Dataset entries on figures:

———

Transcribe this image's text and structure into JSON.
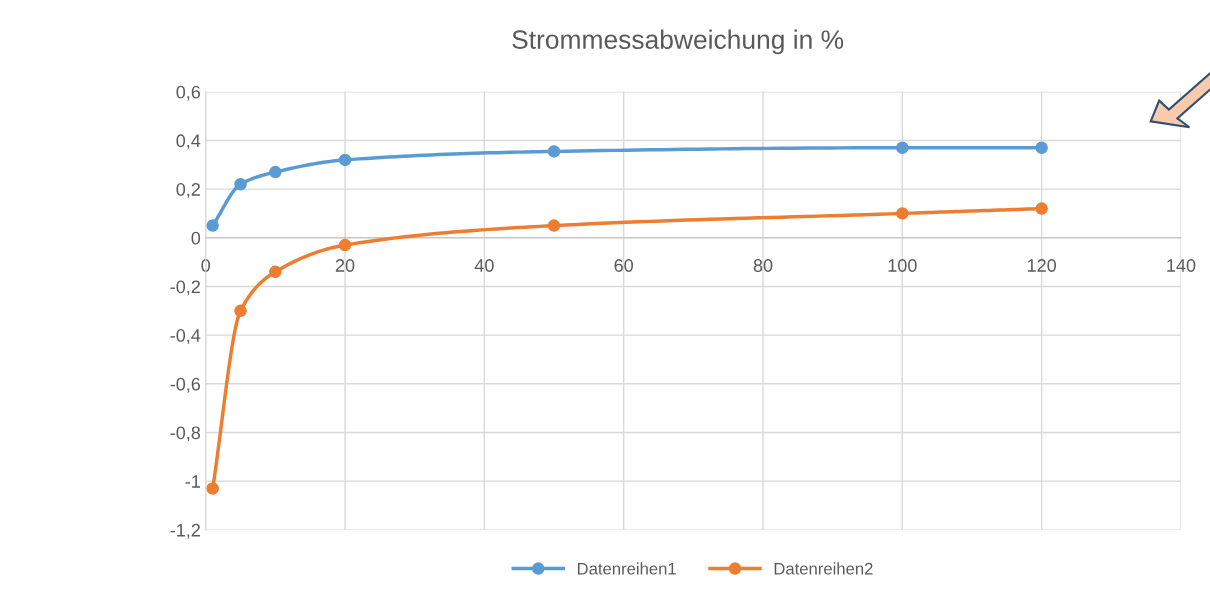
{
  "chart_data": {
    "type": "line",
    "title": "Strommessabweichung in %",
    "x": [
      1,
      5,
      10,
      20,
      50,
      100,
      120
    ],
    "series": [
      {
        "name": "Datenreihen1",
        "color": "#5b9bd5",
        "values": [
          0.05,
          0.22,
          0.27,
          0.32,
          0.355,
          0.37,
          0.37
        ]
      },
      {
        "name": "Datenreihen2",
        "color": "#ed7d31",
        "values": [
          -1.03,
          -0.3,
          -0.14,
          -0.03,
          0.05,
          0.1,
          0.12
        ]
      }
    ],
    "xlim": [
      0,
      140
    ],
    "xticks": [
      0,
      20,
      40,
      60,
      80,
      100,
      120,
      140
    ],
    "ylim": [
      -1.2,
      0.6
    ],
    "yticks": [
      {
        "value": -1.2,
        "label": "-1,2"
      },
      {
        "value": -1.0,
        "label": "-1"
      },
      {
        "value": -0.8,
        "label": "-0,8"
      },
      {
        "value": -0.6,
        "label": "-0,6"
      },
      {
        "value": -0.4,
        "label": "-0,4"
      },
      {
        "value": -0.2,
        "label": "-0,2"
      },
      {
        "value": 0,
        "label": "0"
      },
      {
        "value": 0.2,
        "label": "0,2"
      },
      {
        "value": 0.4,
        "label": "0,4"
      },
      {
        "value": 0.6,
        "label": "0,6"
      }
    ],
    "grid": true,
    "legend": "bottom",
    "marker": "circle",
    "line_style": "solid"
  }
}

———

What to work on: Return the listing above in full and without alteration, excluding its pictures.

Complete output:
Transcribe this image's text and structure into JSON.
{
  "chart_data": {
    "type": "line",
    "title": "Strommessabweichung in %",
    "x": [
      1,
      5,
      10,
      20,
      50,
      100,
      120
    ],
    "series": [
      {
        "name": "Datenreihen1",
        "color": "#5b9bd5",
        "values": [
          0.05,
          0.22,
          0.27,
          0.32,
          0.355,
          0.37,
          0.37
        ]
      },
      {
        "name": "Datenreihen2",
        "color": "#ed7d31",
        "values": [
          -1.03,
          -0.3,
          -0.14,
          -0.03,
          0.05,
          0.1,
          0.12
        ]
      }
    ],
    "xlim": [
      0,
      140
    ],
    "xticks": [
      0,
      20,
      40,
      60,
      80,
      100,
      120,
      140
    ],
    "ylim": [
      -1.2,
      0.6
    ],
    "yticks": [
      {
        "value": -1.2,
        "label": "-1,2"
      },
      {
        "value": -1.0,
        "label": "-1"
      },
      {
        "value": -0.8,
        "label": "-0,8"
      },
      {
        "value": -0.6,
        "label": "-0,6"
      },
      {
        "value": -0.4,
        "label": "-0,4"
      },
      {
        "value": -0.2,
        "label": "-0,2"
      },
      {
        "value": 0,
        "label": "0"
      },
      {
        "value": 0.2,
        "label": "0,2"
      },
      {
        "value": 0.4,
        "label": "0,4"
      },
      {
        "value": 0.6,
        "label": "0,6"
      }
    ],
    "grid": true,
    "legend": "bottom",
    "marker": "circle",
    "line_style": "solid"
  }
}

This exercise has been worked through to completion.